(a) The probability that Kunle solves a particular question is \(\frac{1}{3}\) while that of Tayo is \(\frac{1}{5}\). If both of them attempt the question, find the probability that only one of them will solve the question.
(b) A committee of 8 is to be chosen from 10 persons. In how many ways can this be done if there is no restriction?
Explanation
(a) \(p(Kunle) = \frac{1}{3} ; p(\text{not Kunle}) = \frac{2}{3}\)
\(p(Tayo) = \frac{1}{5} ; p(\text{not Tayo}) = \frac{4}{5}\)

» Dataset excerpts
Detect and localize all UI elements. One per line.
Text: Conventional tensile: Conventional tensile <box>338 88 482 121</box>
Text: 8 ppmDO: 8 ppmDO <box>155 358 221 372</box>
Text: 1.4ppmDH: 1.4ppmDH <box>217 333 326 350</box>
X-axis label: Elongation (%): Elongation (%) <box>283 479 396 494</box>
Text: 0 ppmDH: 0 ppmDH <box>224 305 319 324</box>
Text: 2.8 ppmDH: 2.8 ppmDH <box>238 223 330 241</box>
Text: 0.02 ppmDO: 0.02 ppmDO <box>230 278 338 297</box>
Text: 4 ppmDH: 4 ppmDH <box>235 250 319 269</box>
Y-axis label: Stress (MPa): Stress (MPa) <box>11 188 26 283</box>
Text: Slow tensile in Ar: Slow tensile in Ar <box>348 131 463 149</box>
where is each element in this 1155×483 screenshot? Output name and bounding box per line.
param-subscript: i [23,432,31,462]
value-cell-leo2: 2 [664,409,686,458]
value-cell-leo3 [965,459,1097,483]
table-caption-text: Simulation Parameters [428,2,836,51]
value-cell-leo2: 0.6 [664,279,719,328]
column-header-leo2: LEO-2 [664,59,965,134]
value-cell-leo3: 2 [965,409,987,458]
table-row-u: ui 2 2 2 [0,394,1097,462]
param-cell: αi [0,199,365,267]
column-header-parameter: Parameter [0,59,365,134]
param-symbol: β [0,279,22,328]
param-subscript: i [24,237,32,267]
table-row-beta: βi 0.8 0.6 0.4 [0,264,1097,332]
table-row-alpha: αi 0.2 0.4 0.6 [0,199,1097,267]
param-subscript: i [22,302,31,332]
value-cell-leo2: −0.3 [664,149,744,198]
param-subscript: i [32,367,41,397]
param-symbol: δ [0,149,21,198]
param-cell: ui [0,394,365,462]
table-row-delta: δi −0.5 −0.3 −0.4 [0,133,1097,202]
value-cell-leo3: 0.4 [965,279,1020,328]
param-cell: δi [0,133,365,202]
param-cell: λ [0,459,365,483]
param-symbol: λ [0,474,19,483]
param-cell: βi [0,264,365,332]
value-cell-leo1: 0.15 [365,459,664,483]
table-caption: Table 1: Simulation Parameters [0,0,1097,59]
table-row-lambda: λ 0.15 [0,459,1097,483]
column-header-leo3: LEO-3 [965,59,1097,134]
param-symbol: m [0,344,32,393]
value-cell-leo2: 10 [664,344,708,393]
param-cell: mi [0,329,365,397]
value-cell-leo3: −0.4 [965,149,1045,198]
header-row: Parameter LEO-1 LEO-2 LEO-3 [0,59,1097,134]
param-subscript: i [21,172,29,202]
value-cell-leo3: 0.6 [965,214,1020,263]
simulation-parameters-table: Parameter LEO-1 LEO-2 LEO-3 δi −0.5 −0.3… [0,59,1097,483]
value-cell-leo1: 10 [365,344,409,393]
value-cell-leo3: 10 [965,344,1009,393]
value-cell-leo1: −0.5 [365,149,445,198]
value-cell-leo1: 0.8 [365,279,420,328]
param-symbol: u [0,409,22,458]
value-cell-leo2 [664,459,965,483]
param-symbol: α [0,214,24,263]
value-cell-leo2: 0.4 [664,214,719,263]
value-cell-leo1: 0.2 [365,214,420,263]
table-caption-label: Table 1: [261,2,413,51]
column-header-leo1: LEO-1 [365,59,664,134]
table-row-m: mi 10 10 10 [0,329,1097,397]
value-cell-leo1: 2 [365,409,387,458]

» What is expected
Continue the worked solution to the probability and committee exercise, picking up after its last line.

» Written reply
\(p(\text{only one solve the question}) = p(\text{Kunle and not Tayo}) + p(\text{Tayo and not Kunle})\)
= \((\frac{1}{3} \times \frac{4}{5}) + (\frac{1}{5} \times \frac{2}{3})\)
= \(\frac{4}{15} + \frac{2}{15}\)
= \(\frac{6}{15} = \frac{2}{5}\)
(b) 10 persons to choose 8
Number of ways = \(^{10}C_{8}\)
= \(\frac{10!}{(10 - 8)! 8!}\)
= \(\frac{10 \times 9}{2}\)
= 45 ways.